Write the count of lines that contain the word "szkołach" and nothing else.

[Saved data entries]

╭──

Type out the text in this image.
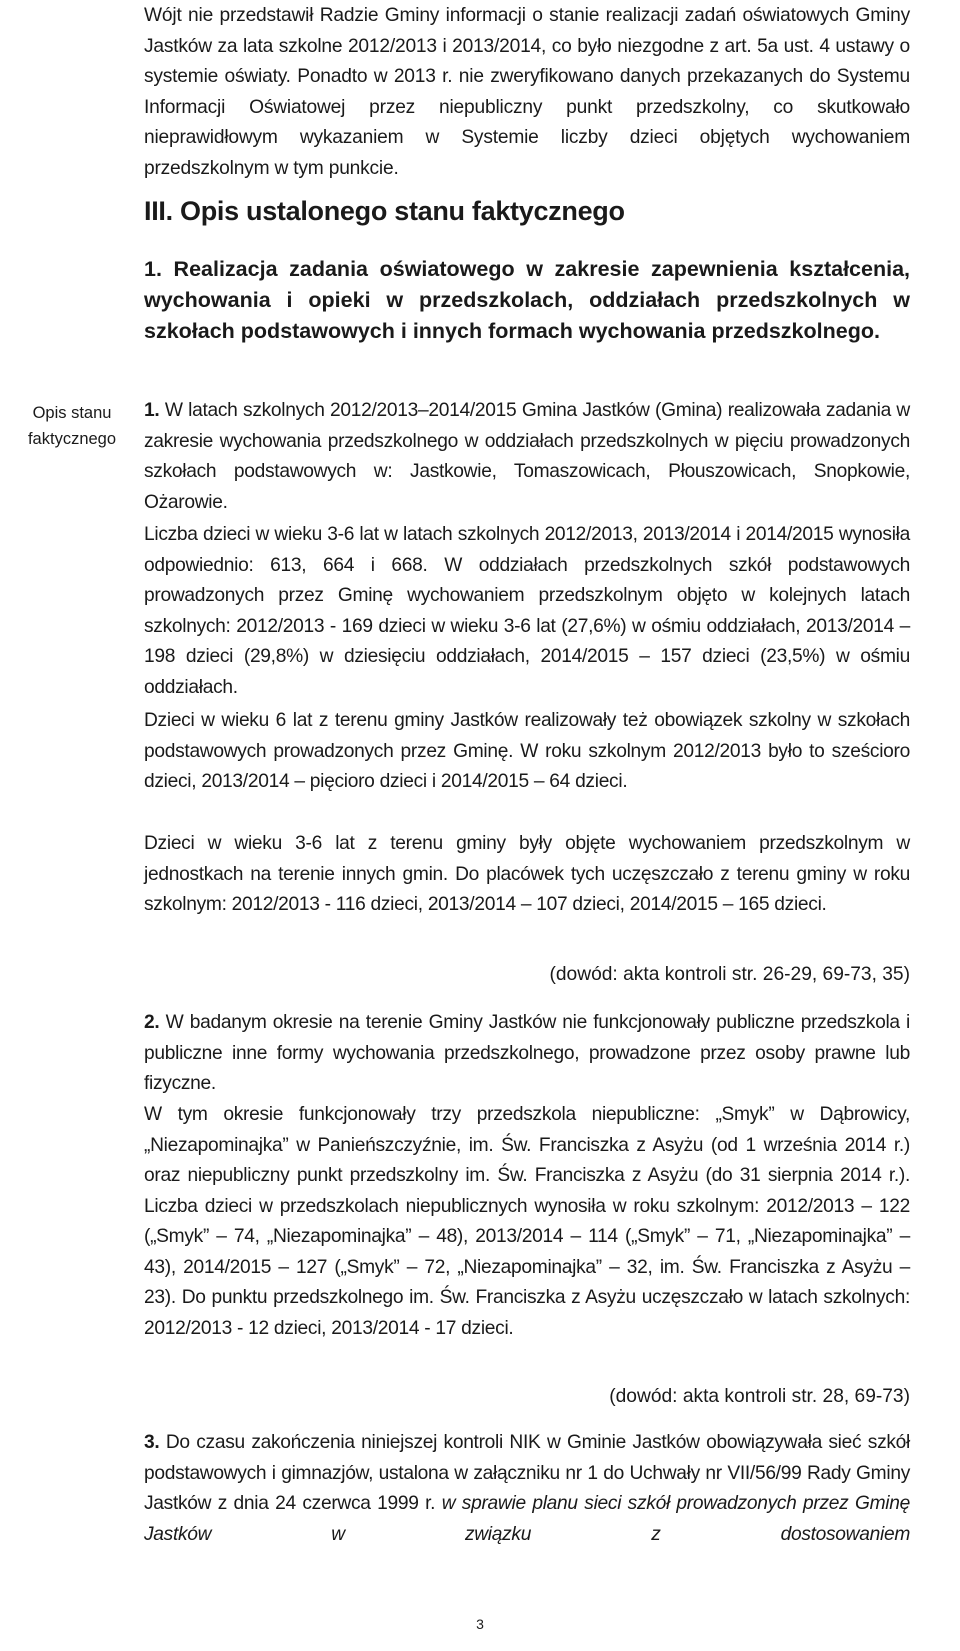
Wójt nie przedstawił Radzie Gminy informacji o stanie realizacji zadań oświatowych Gminy Jastków za lata szkolne 2012/2013 i 2013/2014, co było niezgodne z art. 5a ust. 4 ustawy o systemie oświaty. Ponadto w 2013 r. nie zweryfikowano danych przekazanych do Systemu Informacji Oświatowej przez niepubliczny punkt przedszkolny, co skutkowało nieprawidłowym wykazaniem w Systemie liczby dzieci objętych wychowaniem przedszkolnym w tym punkcie.

III. Opis ustalonego stanu faktycznego
1. Realizacja zadania oświatowego w zakresie zapewnienia kształcenia, wychowania i opieki w przedszkolach, oddziałach przedszkolnych w szkołach podstawowych i innych formach wychowania przedszkolnego.
Opis stanu faktycznego

1. W latach szkolnych 2012/2013–2014/2015 Gmina Jastków (Gmina) realizowała zadania w zakresie wychowania przedszkolnego w oddziałach przedszkolnych w pięciu prowadzonych szkołach podstawowych w: Jastkowie, Tomaszowicach, Płouszowicach, Snopkowie, Ożarowie.

Liczba dzieci w wieku 3-6 lat w latach szkolnych 2012/2013, 2013/2014 i 2014/2015 wynosiła odpowiednio: 613, 664 i 668. W oddziałach przedszkolnych szkół podstawowych prowadzonych przez Gminę wychowaniem przedszkolnym objęto w kolejnych latach szkolnych: 2012/2013 - 169 dzieci w wieku 3-6 lat (27,6%) w ośmiu oddziałach, 2013/2014 – 198 dzieci (29,8%) w dziesięciu oddziałach, 2014/2015 – 157 dzieci (23,5%) w ośmiu oddziałach.

Dzieci w wieku 6 lat z terenu gminy Jastków realizowały też obowiązek szkolny w szkołach podstawowych prowadzonych przez Gminę. W roku szkolnym 2012/2013 było to sześcioro dzieci, 2013/2014 – pięcioro dzieci i 2014/2015 – 64 dzieci.

Dzieci w wieku 3-6 lat z terenu gminy były objęte wychowaniem przedszkolnym w jednostkach na terenie innych gmin. Do placówek tych uczęszczało z terenu gminy w roku szkolnym: 2012/2013 - 116 dzieci, 2013/2014 – 107 dzieci, 2014/2015 – 165 dzieci.

(dowód: akta kontroli str. 26-29, 69-73, 35)

2. W badanym okresie na terenie Gminy Jastków nie funkcjonowały publiczne przedszkola i publiczne inne formy wychowania przedszkolnego, prowadzone przez osoby prawne lub fizyczne.

W tym okresie funkcjonowały trzy przedszkola niepubliczne: „Smyk” w Dąbrowicy, „Niezapominajka” w Panieńszczyźnie, im. Św. Franciszka z Asyżu (od 1 września 2014 r.) oraz niepubliczny punkt przedszkolny im. Św. Franciszka z Asyżu (do 31 sierpnia 2014 r.). Liczba dzieci w przedszkolach niepublicznych wynosiła w roku szkolnym: 2012/2013 – 122 („Smyk” – 74, „Niezapominajka” – 48), 2013/2014 – 114 („Smyk” – 71, „Niezapominajka” – 43), 2014/2015 – 127 („Smyk” – 72, „Niezapominajka” – 32, im. Św. Franciszka z Asyżu – 23). Do punktu przedszkolnego im. Św. Franciszka z Asyżu uczęszczało w latach szkolnych: 2012/2013 - 12 dzieci, 2013/2014 - 17 dzieci.

(dowód: akta kontroli str. 28, 69-73)

3. Do czasu zakończenia niniejszej kontroli NIK w Gminie Jastków obowiązywała sieć szkół podstawowych i gimnazjów, ustalona w załączniku nr 1 do Uchwały nr VII/56/99 Rady Gminy Jastków z dnia 24 czerwca 1999 r. w sprawie planu sieci szkół prowadzonych przez Gminę Jastków w związku z dostosowaniem

3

╰──

SOLUTION FOR THIS EXERCISE |
3